▶ Entries provided

* START *

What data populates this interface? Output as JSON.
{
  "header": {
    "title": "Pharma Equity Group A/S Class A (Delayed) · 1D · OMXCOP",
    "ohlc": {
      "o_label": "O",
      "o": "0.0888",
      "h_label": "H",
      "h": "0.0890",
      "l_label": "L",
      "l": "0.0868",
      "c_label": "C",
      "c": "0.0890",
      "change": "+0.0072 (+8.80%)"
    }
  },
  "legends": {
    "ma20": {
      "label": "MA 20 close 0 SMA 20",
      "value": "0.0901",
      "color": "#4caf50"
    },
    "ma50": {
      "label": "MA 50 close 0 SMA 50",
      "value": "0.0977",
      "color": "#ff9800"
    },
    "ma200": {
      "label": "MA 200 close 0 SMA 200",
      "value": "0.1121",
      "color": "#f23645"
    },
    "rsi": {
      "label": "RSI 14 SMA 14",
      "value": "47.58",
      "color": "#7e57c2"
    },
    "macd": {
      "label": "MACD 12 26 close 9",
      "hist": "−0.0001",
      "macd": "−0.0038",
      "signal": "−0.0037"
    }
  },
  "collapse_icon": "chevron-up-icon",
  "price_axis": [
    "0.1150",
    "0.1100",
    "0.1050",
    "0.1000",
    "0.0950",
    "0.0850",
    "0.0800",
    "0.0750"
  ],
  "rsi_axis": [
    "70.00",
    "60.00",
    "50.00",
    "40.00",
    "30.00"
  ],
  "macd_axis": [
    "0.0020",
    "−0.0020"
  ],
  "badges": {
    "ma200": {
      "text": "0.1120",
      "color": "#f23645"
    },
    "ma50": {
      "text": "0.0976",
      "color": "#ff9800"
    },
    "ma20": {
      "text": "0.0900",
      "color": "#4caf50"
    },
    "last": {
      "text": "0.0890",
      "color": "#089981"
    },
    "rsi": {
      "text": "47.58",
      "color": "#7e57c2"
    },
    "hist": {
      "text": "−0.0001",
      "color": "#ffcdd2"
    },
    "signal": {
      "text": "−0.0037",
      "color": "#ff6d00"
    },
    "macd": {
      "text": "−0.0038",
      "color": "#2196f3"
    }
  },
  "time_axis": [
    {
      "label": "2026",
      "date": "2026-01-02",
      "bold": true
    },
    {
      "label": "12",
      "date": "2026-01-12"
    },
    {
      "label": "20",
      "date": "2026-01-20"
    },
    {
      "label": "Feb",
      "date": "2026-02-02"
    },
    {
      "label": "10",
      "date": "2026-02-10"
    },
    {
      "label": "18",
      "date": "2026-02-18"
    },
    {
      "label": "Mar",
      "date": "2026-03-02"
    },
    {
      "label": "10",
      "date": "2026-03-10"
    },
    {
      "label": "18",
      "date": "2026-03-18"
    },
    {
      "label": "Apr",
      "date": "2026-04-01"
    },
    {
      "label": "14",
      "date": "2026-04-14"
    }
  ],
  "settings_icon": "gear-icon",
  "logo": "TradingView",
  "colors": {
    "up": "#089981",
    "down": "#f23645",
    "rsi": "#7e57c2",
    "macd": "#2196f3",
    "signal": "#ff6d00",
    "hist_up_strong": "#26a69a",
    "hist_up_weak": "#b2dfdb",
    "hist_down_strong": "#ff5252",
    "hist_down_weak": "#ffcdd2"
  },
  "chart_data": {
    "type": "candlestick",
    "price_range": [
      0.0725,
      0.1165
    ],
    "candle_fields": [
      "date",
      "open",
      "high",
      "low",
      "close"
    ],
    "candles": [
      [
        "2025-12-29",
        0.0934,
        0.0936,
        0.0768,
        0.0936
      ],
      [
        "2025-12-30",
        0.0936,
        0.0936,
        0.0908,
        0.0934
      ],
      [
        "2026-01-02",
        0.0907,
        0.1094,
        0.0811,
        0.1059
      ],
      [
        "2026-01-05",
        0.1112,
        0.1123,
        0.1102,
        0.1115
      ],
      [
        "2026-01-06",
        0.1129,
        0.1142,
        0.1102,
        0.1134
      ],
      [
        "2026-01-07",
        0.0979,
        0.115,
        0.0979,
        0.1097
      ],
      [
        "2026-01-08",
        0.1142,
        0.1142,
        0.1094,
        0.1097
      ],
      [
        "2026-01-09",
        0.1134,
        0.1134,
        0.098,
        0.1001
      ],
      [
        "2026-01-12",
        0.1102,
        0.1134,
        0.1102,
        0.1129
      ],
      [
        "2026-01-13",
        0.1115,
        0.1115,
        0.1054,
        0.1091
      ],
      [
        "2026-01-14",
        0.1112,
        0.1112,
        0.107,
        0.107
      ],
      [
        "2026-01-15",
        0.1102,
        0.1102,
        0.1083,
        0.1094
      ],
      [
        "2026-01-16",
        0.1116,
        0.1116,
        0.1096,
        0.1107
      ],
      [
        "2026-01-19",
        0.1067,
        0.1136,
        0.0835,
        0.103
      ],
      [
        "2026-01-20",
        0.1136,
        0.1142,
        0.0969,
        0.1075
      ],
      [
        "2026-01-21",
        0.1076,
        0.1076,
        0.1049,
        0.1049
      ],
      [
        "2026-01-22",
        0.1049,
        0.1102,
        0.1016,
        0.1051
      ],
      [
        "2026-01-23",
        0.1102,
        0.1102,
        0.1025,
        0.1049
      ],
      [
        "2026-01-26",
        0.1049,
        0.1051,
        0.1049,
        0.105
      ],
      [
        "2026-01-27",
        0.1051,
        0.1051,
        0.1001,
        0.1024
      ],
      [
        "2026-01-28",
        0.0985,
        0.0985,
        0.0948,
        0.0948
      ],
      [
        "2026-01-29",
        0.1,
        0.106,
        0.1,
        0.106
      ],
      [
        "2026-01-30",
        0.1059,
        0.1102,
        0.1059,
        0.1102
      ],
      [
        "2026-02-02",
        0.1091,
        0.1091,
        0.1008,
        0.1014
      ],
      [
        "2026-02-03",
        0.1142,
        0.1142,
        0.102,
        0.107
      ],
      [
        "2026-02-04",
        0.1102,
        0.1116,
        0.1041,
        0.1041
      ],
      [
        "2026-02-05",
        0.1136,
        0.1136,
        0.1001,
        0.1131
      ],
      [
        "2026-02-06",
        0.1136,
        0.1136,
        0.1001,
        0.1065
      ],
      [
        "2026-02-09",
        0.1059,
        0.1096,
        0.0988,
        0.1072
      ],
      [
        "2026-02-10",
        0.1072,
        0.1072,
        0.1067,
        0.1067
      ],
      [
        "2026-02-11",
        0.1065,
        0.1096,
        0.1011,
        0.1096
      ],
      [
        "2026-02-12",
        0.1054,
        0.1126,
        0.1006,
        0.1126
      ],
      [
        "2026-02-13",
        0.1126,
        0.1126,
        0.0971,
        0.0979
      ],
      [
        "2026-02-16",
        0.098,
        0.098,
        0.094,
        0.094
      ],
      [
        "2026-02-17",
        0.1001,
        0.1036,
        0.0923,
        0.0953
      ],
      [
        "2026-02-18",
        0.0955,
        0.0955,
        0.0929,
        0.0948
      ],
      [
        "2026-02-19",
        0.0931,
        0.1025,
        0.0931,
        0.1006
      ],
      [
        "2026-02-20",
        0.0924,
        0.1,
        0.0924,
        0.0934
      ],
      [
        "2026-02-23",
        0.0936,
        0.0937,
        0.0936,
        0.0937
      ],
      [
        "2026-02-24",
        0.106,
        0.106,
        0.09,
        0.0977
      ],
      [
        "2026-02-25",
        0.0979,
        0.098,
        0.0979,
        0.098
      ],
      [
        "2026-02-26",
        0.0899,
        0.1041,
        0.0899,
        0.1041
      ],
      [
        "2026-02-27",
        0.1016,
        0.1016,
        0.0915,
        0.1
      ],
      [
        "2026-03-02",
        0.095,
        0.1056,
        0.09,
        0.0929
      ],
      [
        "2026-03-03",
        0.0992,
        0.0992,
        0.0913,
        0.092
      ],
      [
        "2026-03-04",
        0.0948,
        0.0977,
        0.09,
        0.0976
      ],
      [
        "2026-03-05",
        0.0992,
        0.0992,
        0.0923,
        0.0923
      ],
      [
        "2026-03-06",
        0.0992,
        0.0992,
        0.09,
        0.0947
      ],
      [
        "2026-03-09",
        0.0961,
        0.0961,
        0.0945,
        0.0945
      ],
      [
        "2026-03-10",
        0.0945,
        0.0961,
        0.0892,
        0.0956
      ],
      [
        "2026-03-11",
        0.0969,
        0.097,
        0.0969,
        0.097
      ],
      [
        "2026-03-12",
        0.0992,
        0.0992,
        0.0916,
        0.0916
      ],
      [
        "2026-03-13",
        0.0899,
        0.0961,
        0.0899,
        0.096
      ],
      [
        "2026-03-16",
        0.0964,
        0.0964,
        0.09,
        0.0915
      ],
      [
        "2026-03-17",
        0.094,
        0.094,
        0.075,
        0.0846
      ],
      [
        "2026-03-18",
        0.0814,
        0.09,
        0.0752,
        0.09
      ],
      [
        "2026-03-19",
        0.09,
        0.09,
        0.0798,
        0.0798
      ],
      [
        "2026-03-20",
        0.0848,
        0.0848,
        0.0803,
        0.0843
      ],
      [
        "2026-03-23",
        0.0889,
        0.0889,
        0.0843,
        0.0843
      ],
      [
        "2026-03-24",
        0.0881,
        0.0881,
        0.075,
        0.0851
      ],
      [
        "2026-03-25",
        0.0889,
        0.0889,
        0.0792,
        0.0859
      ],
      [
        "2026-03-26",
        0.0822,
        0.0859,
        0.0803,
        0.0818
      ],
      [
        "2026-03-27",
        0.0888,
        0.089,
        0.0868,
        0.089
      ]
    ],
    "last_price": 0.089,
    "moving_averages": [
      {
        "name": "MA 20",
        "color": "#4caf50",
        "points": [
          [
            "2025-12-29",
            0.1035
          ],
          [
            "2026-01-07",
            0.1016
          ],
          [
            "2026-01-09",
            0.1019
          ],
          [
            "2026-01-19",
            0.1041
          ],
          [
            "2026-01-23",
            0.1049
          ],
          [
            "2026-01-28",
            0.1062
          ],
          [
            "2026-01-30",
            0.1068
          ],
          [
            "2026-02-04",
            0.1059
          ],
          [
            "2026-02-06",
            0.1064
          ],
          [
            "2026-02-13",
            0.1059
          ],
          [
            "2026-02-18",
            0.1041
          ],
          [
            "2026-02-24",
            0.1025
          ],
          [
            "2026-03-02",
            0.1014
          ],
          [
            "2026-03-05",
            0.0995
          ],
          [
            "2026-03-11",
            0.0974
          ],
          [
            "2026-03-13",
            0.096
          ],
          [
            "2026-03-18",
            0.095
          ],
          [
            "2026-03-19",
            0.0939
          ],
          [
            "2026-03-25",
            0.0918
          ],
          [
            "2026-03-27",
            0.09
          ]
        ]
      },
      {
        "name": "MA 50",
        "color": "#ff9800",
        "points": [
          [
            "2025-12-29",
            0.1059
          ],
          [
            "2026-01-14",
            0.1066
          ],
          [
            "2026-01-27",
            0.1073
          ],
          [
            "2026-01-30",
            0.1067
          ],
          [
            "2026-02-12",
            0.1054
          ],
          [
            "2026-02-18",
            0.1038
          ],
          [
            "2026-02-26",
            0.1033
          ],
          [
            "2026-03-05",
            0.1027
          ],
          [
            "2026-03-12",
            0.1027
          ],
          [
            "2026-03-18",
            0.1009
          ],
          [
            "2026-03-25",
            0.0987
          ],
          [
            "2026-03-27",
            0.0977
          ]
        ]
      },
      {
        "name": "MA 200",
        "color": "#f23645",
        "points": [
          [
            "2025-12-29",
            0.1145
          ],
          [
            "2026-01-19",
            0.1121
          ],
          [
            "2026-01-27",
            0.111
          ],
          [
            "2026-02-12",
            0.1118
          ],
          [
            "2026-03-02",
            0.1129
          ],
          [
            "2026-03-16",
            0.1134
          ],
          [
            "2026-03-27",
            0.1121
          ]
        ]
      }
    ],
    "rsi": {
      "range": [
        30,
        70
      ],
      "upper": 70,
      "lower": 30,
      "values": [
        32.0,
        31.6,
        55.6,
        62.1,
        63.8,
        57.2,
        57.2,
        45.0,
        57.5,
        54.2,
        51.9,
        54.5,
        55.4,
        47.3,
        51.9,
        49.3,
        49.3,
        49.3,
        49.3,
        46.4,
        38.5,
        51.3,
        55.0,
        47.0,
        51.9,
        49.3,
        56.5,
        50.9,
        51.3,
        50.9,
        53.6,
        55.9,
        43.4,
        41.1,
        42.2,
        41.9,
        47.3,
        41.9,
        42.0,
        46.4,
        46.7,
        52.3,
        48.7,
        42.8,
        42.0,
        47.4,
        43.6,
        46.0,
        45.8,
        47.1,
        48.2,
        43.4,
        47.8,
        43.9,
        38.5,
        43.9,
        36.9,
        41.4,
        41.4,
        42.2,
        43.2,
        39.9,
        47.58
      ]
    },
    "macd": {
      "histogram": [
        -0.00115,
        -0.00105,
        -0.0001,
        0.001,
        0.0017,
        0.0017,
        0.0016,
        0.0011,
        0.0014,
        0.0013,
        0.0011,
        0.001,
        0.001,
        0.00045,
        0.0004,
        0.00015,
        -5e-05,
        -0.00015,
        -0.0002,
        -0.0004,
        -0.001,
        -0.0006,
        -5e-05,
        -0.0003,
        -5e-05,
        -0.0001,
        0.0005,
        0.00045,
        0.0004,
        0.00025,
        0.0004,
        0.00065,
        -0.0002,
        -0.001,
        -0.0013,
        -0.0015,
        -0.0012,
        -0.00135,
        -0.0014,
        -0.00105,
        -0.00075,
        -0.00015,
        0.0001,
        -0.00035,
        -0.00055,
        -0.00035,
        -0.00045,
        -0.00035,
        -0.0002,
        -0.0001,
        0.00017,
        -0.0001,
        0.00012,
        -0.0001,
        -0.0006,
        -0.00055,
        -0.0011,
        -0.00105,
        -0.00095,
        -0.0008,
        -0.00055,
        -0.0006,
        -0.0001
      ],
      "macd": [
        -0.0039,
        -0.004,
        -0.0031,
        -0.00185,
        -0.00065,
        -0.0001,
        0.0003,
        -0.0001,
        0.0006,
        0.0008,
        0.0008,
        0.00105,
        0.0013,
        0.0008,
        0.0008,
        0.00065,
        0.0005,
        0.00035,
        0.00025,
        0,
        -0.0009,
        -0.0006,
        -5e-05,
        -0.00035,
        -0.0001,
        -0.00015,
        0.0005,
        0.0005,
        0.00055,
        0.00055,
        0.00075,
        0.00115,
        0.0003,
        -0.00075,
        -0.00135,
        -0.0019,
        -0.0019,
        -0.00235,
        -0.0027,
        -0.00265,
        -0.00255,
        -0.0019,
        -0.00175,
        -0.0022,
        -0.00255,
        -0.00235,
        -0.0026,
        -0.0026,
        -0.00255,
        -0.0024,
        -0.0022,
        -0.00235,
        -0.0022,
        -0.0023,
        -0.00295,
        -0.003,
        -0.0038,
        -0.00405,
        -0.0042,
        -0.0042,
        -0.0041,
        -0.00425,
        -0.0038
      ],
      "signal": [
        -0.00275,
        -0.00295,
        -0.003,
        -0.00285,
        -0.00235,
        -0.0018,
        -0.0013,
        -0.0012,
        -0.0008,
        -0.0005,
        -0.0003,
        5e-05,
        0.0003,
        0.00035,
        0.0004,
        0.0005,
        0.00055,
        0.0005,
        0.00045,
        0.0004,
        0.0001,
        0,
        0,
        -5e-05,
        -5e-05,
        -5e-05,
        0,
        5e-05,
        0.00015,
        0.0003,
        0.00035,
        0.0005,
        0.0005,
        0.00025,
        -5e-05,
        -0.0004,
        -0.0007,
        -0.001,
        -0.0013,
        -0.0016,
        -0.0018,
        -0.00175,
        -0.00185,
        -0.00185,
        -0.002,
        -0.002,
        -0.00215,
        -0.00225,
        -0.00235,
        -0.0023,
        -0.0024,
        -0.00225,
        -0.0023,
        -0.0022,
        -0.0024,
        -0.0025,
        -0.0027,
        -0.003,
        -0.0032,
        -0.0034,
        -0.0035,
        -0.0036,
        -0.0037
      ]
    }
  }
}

* END *

▶ Your goal
Copy out each line of the data containing the string "signal".

▶ Task answer
      "signal": "−0.0037"
    "signal": {
    "signal": "#ff6d00",
      "signal": [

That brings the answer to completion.